Directions: Write out the entries below once more, exactly, with the pictures left out.

Data shown:

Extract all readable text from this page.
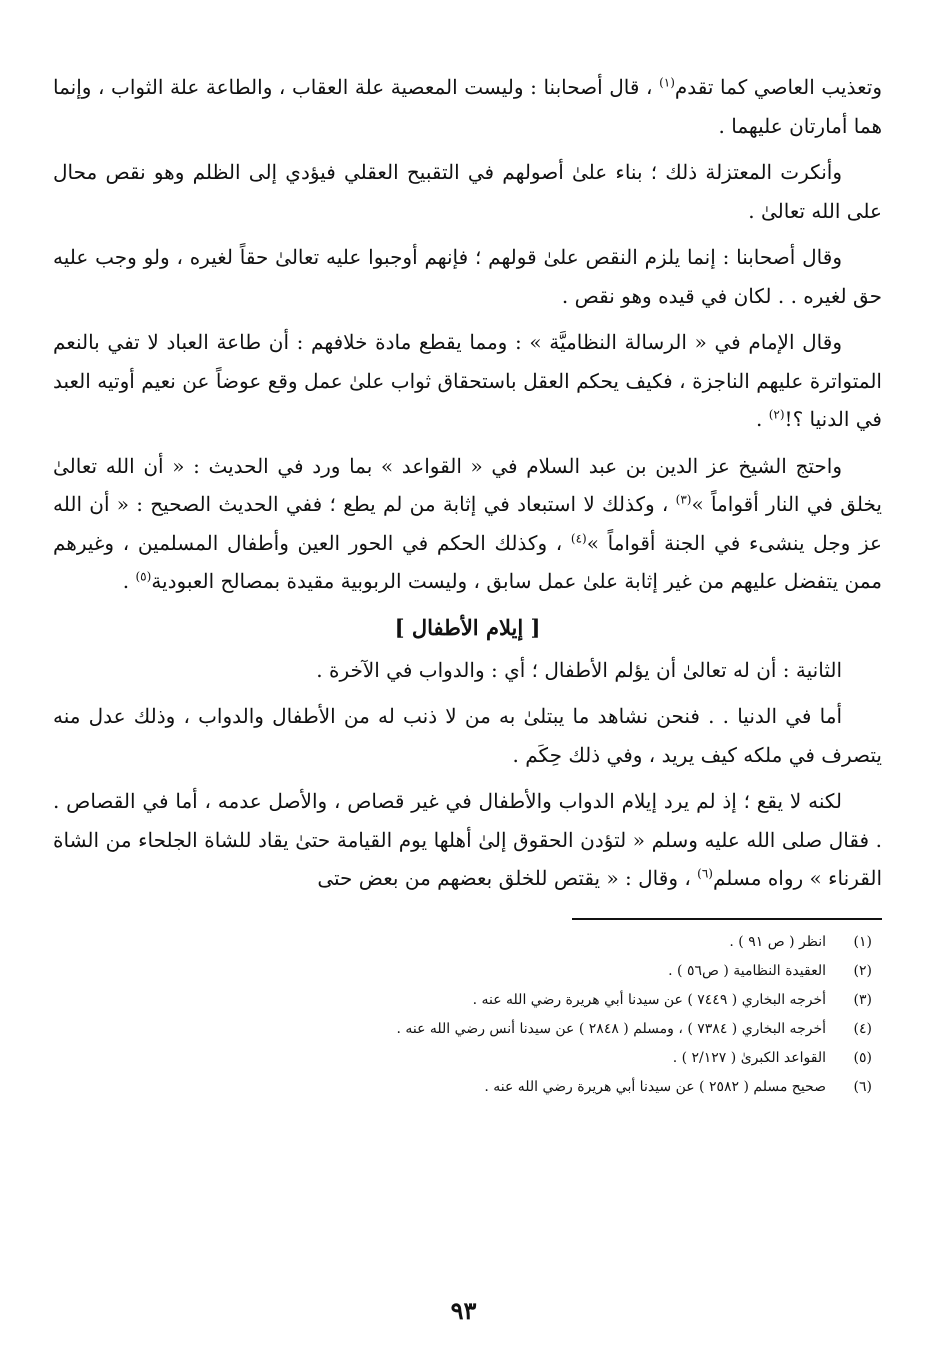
وتعذيب العاصي كما تقدم$^{(١)}$ ، قال أصحابنا : وليست المعصية علة العقاب ، والطاعة علة الثواب ، وإنما هما أمارتان عليهما .

وأنكرت المعتزلة ذلك ؛ بناء علىٰ أصولهم في التقبيح العقلي فيؤدي إلى الظلم وهو نقص محال على الله تعالىٰ .

وقال أصحابنا : إنما يلزم النقص علىٰ قولهم ؛ فإنهم أوجبوا عليه تعالىٰ حقاً لغيره ، ولو وجب عليه حق لغيره . . لكان في قيده وهو نقص .

وقال الإمام في « الرسالة النظاميَّة » : ومما يقطع مادة خلافهم : أن طاعة العباد لا تفي بالنعم المتواترة عليهم الناجزة ، فكيف يحكم العقل باستحقاق ثواب علىٰ عمل وقع عوضاً عن نعيم أوتيه العبد في الدنيا ؟!$^{(٢)}$ .

واحتج الشيخ عز الدين بن عبد السلام في « القواعد » بما ورد في الحديث : « أن الله تعالىٰ يخلق في النار أقواماً »$^{(٣)}$ ، وكذلك لا استبعاد في إثابة من لم يطع ؛ ففي الحديث الصحيح : « أن الله عز وجل ينشىء في الجنة أقواماً »$^{(٤)}$ ، وكذلك الحكم في الحور العين وأطفال المسلمين ، وغيرهم ممن يتفضل عليهم من غير إثابة علىٰ عمل سابق ، وليست الربوبية مقيدة بمصالح العبودية$^{(٥)}$ .

[ إيلام الأطفال ]

الثانية : أن له تعالىٰ أن يؤلم الأطفال ؛ أي : والدواب في الآخرة .

أما في الدنيا . . فنحن نشاهد ما يبتلىٰ به من لا ذنب له من الأطفال والدواب ، وذلك عدل منه يتصرف في ملكه كيف يريد ، وفي ذلك حِكَم .

لكنه لا يقع ؛ إذ لم يرد إيلام الدواب والأطفال في غير قصاص ، والأصل عدمه ، أما في القصاص . . فقال صلى الله عليه وسلم « لتؤدن الحقوق إلىٰ أهلها يوم القيامة حتىٰ يقاد للشاة الجلحاء من الشاة القرناء » رواه مسلم$^{(٦)}$ ، وقال : « يقتص للخلق بعضهم من بعض حتى

(١)
انظر ( ص ٩١ ) .
(٢)
العقيدة النظامية ( ص٥٦ ) .
(٣)
أخرجه البخاري ( ٧٤٤٩ ) عن سيدنا أبي هريرة رضي الله عنه .
(٤)
أخرجه البخاري ( ٧٣٨٤ ) ، ومسلم ( ٢٨٤٨ ) عن سيدنا أنس رضي الله عنه .
(٥)
القواعد الكبرىٰ ( ٢/١٢٧ ) .
(٦)
صحيح مسلم ( ٢٥٨٢ ) عن سيدنا أبي هريرة رضي الله عنه .
٩٣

Answer to the exercise:
Extract all readable text from this page.
وتعذيب العاصي كما تقدم$^{(١)}$ ، قال أصحابنا : وليست المعصية علة العقاب ، والطاعة علة الثواب ، وإنما هما أمارتان عليهما .

وأنكرت المعتزلة ذلك ؛ بناء علىٰ أصولهم في التقبيح العقلي فيؤدي إلى الظلم وهو نقص محال على الله تعالىٰ .

وقال أصحابنا : إنما يلزم النقص علىٰ قولهم ؛ فإنهم أوجبوا عليه تعالىٰ حقاً لغيره ، ولو وجب عليه حق لغيره . . لكان في قيده وهو نقص .

وقال الإمام في « الرسالة النظاميَّة » : ومما يقطع مادة خلافهم : أن طاعة العباد لا تفي بالنعم المتواترة عليهم الناجزة ، فكيف يحكم العقل باستحقاق ثواب علىٰ عمل وقع عوضاً عن نعيم أوتيه العبد في الدنيا ؟!$^{(٢)}$ .

واحتج الشيخ عز الدين بن عبد السلام في « القواعد » بما ورد في الحديث : « أن الله تعالىٰ يخلق في النار أقواماً »$^{(٣)}$ ، وكذلك لا استبعاد في إثابة من لم يطع ؛ ففي الحديث الصحيح : « أن الله عز وجل ينشىء في الجنة أقواماً »$^{(٤)}$ ، وكذلك الحكم في الحور العين وأطفال المسلمين ، وغيرهم ممن يتفضل عليهم من غير إثابة علىٰ عمل سابق ، وليست الربوبية مقيدة بمصالح العبودية$^{(٥)}$ .

[ إيلام الأطفال ]

الثانية : أن له تعالىٰ أن يؤلم الأطفال ؛ أي : والدواب في الآخرة .

أما في الدنيا . . فنحن نشاهد ما يبتلىٰ به من لا ذنب له من الأطفال والدواب ، وذلك عدل منه يتصرف في ملكه كيف يريد ، وفي ذلك حِكَم .

لكنه لا يقع ؛ إذ لم يرد إيلام الدواب والأطفال في غير قصاص ، والأصل عدمه ، أما في القصاص . . فقال صلى الله عليه وسلم « لتؤدن الحقوق إلىٰ أهلها يوم القيامة حتىٰ يقاد للشاة الجلحاء من الشاة القرناء » رواه مسلم$^{(٦)}$ ، وقال : « يقتص للخلق بعضهم من بعض حتى

(١)
انظر ( ص ٩١ ) .
(٢)
العقيدة النظامية ( ص٥٦ ) .
(٣)
أخرجه البخاري ( ٧٤٤٩ ) عن سيدنا أبي هريرة رضي الله عنه .
(٤)
أخرجه البخاري ( ٧٣٨٤ ) ، ومسلم ( ٢٨٤٨ ) عن سيدنا أنس رضي الله عنه .
(٥)
القواعد الكبرىٰ ( ٢/١٢٧ ) .
(٦)
صحيح مسلم ( ٢٥٨٢ ) عن سيدنا أبي هريرة رضي الله عنه .
٩٣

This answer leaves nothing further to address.